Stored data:
-- begin --
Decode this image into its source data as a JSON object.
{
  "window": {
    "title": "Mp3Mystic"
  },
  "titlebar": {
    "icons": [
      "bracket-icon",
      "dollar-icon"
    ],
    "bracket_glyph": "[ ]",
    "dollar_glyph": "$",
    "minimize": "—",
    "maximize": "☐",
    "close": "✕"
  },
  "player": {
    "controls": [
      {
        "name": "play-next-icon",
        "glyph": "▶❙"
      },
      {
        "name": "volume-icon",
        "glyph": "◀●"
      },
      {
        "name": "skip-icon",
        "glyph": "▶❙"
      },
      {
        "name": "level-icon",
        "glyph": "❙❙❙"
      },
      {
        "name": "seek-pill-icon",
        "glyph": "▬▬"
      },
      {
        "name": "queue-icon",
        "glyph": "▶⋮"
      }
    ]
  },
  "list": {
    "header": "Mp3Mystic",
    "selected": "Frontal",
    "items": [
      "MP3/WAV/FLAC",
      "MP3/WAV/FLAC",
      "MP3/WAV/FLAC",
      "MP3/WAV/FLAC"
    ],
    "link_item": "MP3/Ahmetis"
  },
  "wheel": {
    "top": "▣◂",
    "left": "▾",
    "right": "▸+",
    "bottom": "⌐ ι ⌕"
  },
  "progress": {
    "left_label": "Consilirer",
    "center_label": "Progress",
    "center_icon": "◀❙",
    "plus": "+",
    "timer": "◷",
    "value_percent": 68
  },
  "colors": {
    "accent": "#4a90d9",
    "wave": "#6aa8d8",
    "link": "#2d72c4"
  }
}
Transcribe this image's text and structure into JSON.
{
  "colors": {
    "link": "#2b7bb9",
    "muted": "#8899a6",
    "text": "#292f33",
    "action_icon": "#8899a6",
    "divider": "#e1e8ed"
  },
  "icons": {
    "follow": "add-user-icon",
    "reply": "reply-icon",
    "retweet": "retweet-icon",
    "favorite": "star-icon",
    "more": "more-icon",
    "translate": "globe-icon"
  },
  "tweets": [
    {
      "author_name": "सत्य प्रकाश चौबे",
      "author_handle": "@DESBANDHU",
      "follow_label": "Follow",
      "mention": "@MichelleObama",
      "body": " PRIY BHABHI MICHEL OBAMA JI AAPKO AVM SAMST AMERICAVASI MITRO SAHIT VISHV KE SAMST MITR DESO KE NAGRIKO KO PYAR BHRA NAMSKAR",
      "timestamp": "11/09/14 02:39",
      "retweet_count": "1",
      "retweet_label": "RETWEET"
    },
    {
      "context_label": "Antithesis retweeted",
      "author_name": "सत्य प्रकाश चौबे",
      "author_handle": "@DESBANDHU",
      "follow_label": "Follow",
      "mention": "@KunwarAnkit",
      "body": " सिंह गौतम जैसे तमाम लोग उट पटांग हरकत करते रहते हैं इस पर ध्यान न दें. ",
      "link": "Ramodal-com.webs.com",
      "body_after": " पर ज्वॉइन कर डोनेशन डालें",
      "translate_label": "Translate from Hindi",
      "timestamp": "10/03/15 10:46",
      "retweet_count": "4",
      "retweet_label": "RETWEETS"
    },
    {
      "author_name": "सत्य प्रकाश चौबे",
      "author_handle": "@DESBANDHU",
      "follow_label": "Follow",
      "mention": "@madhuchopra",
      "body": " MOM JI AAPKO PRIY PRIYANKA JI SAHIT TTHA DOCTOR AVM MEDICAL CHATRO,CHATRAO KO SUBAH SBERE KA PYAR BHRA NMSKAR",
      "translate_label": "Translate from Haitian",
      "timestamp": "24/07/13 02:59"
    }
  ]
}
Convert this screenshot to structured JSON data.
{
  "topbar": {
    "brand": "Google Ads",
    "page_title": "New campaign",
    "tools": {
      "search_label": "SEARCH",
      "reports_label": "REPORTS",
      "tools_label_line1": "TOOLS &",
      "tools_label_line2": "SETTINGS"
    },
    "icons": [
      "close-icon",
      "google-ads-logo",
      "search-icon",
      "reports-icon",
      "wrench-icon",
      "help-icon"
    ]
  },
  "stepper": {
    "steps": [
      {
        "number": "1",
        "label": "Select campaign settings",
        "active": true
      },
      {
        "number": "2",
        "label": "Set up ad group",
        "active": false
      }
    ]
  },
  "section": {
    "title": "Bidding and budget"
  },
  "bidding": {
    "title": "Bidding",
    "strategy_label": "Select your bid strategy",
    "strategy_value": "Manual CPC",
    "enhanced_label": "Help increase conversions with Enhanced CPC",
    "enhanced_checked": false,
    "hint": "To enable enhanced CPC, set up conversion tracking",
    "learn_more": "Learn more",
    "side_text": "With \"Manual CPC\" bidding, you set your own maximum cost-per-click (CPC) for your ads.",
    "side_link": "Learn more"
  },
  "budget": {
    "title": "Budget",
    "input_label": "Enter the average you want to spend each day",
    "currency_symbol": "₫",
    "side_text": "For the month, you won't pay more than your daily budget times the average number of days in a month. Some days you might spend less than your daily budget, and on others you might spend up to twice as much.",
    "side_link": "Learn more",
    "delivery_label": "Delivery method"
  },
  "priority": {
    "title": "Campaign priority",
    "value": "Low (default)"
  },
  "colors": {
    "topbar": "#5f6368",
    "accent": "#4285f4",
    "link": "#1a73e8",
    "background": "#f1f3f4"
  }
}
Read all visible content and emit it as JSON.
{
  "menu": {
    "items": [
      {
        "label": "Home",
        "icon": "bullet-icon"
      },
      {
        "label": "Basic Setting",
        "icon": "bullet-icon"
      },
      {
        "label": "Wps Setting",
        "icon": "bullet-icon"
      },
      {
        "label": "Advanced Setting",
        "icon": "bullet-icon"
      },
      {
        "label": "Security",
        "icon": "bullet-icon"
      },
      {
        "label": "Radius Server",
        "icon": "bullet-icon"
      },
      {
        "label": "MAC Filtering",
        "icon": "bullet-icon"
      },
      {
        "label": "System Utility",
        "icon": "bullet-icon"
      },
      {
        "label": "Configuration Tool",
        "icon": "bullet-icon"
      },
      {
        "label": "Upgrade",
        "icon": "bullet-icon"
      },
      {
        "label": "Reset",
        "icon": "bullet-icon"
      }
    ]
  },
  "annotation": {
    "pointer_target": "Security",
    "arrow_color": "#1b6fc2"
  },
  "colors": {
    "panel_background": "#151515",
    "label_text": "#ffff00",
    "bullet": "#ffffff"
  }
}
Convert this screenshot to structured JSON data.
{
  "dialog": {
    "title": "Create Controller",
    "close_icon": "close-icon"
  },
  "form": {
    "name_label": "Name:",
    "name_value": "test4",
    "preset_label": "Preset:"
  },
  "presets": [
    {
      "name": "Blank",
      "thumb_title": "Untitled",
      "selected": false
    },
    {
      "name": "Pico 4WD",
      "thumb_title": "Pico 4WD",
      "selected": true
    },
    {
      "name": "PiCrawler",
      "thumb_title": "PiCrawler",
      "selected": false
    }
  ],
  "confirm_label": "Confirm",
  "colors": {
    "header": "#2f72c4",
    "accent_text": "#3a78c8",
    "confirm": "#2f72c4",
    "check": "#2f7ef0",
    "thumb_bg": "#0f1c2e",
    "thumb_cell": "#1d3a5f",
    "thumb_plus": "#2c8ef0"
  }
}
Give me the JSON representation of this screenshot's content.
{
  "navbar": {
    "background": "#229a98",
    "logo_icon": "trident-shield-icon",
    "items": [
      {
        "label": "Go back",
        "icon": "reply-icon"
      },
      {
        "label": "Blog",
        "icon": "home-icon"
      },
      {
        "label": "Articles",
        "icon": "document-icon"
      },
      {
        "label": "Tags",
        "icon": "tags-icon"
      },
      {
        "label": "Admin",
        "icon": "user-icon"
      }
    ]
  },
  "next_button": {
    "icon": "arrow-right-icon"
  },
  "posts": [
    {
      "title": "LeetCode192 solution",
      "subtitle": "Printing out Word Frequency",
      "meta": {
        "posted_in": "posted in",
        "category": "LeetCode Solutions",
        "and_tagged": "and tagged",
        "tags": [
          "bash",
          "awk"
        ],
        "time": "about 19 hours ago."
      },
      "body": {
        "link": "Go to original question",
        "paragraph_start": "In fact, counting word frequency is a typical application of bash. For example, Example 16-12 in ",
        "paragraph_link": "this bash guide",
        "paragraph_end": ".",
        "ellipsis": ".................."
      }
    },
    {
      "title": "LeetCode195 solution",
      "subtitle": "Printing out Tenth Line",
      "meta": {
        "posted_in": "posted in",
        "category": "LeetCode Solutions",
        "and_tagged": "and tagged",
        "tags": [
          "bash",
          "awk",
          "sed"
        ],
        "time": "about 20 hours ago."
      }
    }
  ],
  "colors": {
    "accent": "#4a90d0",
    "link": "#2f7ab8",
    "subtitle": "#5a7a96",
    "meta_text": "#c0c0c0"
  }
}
-- end --
SHORT EXERCISE: Pull out each line containing the word "Printing" and copy it.

CORRECT OUTPUT:
      "subtitle": "Printing out Word Frequency",
      "subtitle": "Printing out Tenth Line",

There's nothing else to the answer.